| PROBLEM DETAILS |
These records need to be repeated exactly, every one of them.

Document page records
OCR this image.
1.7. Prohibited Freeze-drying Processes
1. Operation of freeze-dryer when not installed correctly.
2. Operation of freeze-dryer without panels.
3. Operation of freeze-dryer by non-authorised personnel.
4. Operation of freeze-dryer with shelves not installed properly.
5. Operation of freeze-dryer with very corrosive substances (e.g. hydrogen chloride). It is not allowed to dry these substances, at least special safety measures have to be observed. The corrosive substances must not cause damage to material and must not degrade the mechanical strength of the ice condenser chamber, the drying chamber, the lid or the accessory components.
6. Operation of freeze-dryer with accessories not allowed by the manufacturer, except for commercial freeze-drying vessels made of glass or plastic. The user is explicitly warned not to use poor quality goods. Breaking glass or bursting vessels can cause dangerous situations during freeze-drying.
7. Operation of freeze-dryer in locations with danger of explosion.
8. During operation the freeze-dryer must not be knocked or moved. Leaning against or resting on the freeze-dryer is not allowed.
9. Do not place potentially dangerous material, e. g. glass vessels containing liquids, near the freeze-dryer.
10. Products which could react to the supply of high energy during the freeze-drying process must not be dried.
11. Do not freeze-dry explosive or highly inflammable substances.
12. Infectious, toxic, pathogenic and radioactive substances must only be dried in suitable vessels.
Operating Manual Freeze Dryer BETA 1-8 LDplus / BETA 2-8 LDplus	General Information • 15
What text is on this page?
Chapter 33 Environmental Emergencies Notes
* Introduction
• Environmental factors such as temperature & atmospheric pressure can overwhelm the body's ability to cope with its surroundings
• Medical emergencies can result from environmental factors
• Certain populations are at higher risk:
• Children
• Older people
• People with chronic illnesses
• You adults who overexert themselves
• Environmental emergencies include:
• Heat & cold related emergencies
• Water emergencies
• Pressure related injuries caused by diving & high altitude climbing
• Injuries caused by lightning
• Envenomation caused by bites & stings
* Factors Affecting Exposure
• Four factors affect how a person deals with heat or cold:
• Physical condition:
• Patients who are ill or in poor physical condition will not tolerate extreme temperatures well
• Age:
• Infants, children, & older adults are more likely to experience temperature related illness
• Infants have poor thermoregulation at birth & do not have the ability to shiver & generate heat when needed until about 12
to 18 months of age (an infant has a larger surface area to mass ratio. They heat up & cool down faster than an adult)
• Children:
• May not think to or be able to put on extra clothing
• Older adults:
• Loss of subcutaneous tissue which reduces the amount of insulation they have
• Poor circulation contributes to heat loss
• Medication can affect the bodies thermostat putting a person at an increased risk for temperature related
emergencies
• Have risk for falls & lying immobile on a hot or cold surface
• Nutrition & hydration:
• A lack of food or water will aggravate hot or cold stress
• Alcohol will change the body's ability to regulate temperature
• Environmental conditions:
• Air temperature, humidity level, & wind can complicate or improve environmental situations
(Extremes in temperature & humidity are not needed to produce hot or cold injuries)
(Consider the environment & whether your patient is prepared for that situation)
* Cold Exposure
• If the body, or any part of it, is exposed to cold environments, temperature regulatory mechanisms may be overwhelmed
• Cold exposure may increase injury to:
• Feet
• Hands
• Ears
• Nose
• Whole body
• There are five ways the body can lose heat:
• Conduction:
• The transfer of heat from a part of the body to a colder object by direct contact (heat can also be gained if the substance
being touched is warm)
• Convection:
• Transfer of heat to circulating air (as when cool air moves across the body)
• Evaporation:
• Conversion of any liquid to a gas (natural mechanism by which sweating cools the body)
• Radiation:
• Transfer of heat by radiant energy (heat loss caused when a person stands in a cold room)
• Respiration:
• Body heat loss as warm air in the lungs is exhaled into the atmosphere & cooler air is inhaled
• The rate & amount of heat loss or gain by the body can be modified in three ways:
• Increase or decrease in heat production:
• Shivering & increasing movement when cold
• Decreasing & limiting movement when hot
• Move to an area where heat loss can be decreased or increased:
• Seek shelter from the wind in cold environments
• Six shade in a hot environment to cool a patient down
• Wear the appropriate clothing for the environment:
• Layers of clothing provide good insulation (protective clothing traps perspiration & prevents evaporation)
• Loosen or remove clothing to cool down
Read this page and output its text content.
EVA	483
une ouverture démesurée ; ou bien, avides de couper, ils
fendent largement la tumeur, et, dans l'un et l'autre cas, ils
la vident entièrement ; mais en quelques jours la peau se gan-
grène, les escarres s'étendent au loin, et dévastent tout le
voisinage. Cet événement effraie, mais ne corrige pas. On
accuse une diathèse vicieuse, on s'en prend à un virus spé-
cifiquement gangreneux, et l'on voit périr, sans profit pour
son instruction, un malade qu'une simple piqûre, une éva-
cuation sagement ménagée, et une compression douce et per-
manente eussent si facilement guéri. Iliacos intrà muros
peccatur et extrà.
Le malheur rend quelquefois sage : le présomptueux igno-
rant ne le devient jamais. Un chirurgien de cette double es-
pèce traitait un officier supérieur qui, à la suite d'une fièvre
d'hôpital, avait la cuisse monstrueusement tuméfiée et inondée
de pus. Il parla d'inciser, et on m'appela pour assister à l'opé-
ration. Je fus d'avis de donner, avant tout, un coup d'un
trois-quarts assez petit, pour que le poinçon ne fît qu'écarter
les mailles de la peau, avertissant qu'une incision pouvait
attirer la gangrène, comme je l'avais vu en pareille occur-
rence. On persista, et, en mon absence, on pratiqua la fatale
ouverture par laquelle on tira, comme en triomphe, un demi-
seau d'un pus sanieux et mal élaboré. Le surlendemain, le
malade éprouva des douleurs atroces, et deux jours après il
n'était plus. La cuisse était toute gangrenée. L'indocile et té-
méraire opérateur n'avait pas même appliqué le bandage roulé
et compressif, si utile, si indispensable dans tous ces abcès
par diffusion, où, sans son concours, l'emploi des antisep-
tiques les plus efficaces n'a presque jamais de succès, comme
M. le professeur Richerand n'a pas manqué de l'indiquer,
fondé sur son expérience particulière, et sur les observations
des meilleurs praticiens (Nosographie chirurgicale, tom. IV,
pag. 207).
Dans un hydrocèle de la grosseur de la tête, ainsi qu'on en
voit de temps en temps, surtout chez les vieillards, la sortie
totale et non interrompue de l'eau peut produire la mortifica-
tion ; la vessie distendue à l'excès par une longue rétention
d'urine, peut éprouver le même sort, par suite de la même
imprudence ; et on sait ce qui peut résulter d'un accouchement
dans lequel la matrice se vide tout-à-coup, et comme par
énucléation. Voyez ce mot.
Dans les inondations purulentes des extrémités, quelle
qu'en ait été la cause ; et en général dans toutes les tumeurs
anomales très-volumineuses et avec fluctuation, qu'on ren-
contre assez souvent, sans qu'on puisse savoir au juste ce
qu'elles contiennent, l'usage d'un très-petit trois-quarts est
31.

| FINISHED TASK |
OCR this image.
1.7. Prohibited Freeze-drying Processes
1. Operation of freeze-dryer when not installed correctly.
2. Operation of freeze-dryer without panels.
3. Operation of freeze-dryer by non-authorised personnel.
4. Operation of freeze-dryer with shelves not installed properly.
5. Operation of freeze-dryer with very corrosive substances (e.g. hydrogen chloride). It is not allowed to dry these substances, at least special safety measures have to be observed. The corrosive substances must not cause damage to material and must not degrade the mechanical strength of the ice condenser chamber, the drying chamber, the lid or the accessory components.
6. Operation of freeze-dryer with accessories not allowed by the manufacturer, except for commercial freeze-drying vessels made of glass or plastic. The user is explicitly warned not to use poor quality goods. Breaking glass or bursting vessels can cause dangerous situations during freeze-drying.
7. Operation of freeze-dryer in locations with danger of explosion.
8. During operation the freeze-dryer must not be knocked or moved. Leaning against or resting on the freeze-dryer is not allowed.
9. Do not place potentially dangerous material, e. g. glass vessels containing liquids, near the freeze-dryer.
10. Products which could react to the supply of high energy during the freeze-drying process must not be dried.
11. Do not freeze-dry explosive or highly inflammable substances.
12. Infectious, toxic, pathogenic and radioactive substances must only be dried in suitable vessels.
Operating Manual Freeze Dryer BETA 1-8 LDplus / BETA 2-8 LDplus	General Information • 15
What text is on this page?
Chapter 33 Environmental Emergencies Notes
* Introduction
• Environmental factors such as temperature & atmospheric pressure can overwhelm the body's ability to cope with its surroundings
• Medical emergencies can result from environmental factors
• Certain populations are at higher risk:
• Children
• Older people
• People with chronic illnesses
• You adults who overexert themselves
• Environmental emergencies include:
• Heat & cold related emergencies
• Water emergencies
• Pressure related injuries caused by diving & high altitude climbing
• Injuries caused by lightning
• Envenomation caused by bites & stings
* Factors Affecting Exposure
• Four factors affect how a person deals with heat or cold:
• Physical condition:
• Patients who are ill or in poor physical condition will not tolerate extreme temperatures well
• Age:
• Infants, children, & older adults are more likely to experience temperature related illness
• Infants have poor thermoregulation at birth & do not have the ability to shiver & generate heat when needed until about 12
to 18 months of age (an infant has a larger surface area to mass ratio. They heat up & cool down faster than an adult)
• Children:
• May not think to or be able to put on extra clothing
• Older adults:
• Loss of subcutaneous tissue which reduces the amount of insulation they have
• Poor circulation contributes to heat loss
• Medication can affect the bodies thermostat putting a person at an increased risk for temperature related
emergencies
• Have risk for falls & lying immobile on a hot or cold surface
• Nutrition & hydration:
• A lack of food or water will aggravate hot or cold stress
• Alcohol will change the body's ability to regulate temperature
• Environmental conditions:
• Air temperature, humidity level, & wind can complicate or improve environmental situations
(Extremes in temperature & humidity are not needed to produce hot or cold injuries)
(Consider the environment & whether your patient is prepared for that situation)
* Cold Exposure
• If the body, or any part of it, is exposed to cold environments, temperature regulatory mechanisms may be overwhelmed
• Cold exposure may increase injury to:
• Feet
• Hands
• Ears
• Nose
• Whole body
• There are five ways the body can lose heat:
• Conduction:
• The transfer of heat from a part of the body to a colder object by direct contact (heat can also be gained if the substance
being touched is warm)
• Convection:
• Transfer of heat to circulating air (as when cool air moves across the body)
• Evaporation:
• Conversion of any liquid to a gas (natural mechanism by which sweating cools the body)
• Radiation:
• Transfer of heat by radiant energy (heat loss caused when a person stands in a cold room)
• Respiration:
• Body heat loss as warm air in the lungs is exhaled into the atmosphere & cooler air is inhaled
• The rate & amount of heat loss or gain by the body can be modified in three ways:
• Increase or decrease in heat production:
• Shivering & increasing movement when cold
• Decreasing & limiting movement when hot
• Move to an area where heat loss can be decreased or increased:
• Seek shelter from the wind in cold environments
• Six shade in a hot environment to cool a patient down
• Wear the appropriate clothing for the environment:
• Layers of clothing provide good insulation (protective clothing traps perspiration & prevents evaporation)
• Loosen or remove clothing to cool down
Read this page and output its text content.
EVA	483
une ouverture démesurée ; ou bien, avides de couper, ils
fendent largement la tumeur, et, dans l'un et l'autre cas, ils
la vident entièrement ; mais en quelques jours la peau se gan-
grène, les escarres s'étendent au loin, et dévastent tout le
voisinage. Cet événement effraie, mais ne corrige pas. On
accuse une diathèse vicieuse, on s'en prend à un virus spé-
cifiquement gangreneux, et l'on voit périr, sans profit pour
son instruction, un malade qu'une simple piqûre, une éva-
cuation sagement ménagée, et une compression douce et per-
manente eussent si facilement guéri. Iliacos intrà muros
peccatur et extrà.
Le malheur rend quelquefois sage : le présomptueux igno-
rant ne le devient jamais. Un chirurgien de cette double es-
pèce traitait un officier supérieur qui, à la suite d'une fièvre
d'hôpital, avait la cuisse monstrueusement tuméfiée et inondée
de pus. Il parla d'inciser, et on m'appela pour assister à l'opé-
ration. Je fus d'avis de donner, avant tout, un coup d'un
trois-quarts assez petit, pour que le poinçon ne fît qu'écarter
les mailles de la peau, avertissant qu'une incision pouvait
attirer la gangrène, comme je l'avais vu en pareille occur-
rence. On persista, et, en mon absence, on pratiqua la fatale
ouverture par laquelle on tira, comme en triomphe, un demi-
seau d'un pus sanieux et mal élaboré. Le surlendemain, le
malade éprouva des douleurs atroces, et deux jours après il
n'était plus. La cuisse était toute gangrenée. L'indocile et té-
méraire opérateur n'avait pas même appliqué le bandage roulé
et compressif, si utile, si indispensable dans tous ces abcès
par diffusion, où, sans son concours, l'emploi des antisep-
tiques les plus efficaces n'a presque jamais de succès, comme
M. le professeur Richerand n'a pas manqué de l'indiquer,
fondé sur son expérience particulière, et sur les observations
des meilleurs praticiens (Nosographie chirurgicale, tom. IV,
pag. 207).
Dans un hydrocèle de la grosseur de la tête, ainsi qu'on en
voit de temps en temps, surtout chez les vieillards, la sortie
totale et non interrompue de l'eau peut produire la mortifica-
tion ; la vessie distendue à l'excès par une longue rétention
d'urine, peut éprouver le même sort, par suite de la même
imprudence ; et on sait ce qui peut résulter d'un accouchement
dans lequel la matrice se vide tout-à-coup, et comme par
énucléation. Voyez ce mot.
Dans les inondations purulentes des extrémités, quelle
qu'en ait été la cause ; et en général dans toutes les tumeurs
anomales très-volumineuses et avec fluctuation, qu'on ren-
contre assez souvent, sans qu'on puisse savoir au juste ce
qu'elles contiennent, l'usage d'un très-petit trois-quarts est
31.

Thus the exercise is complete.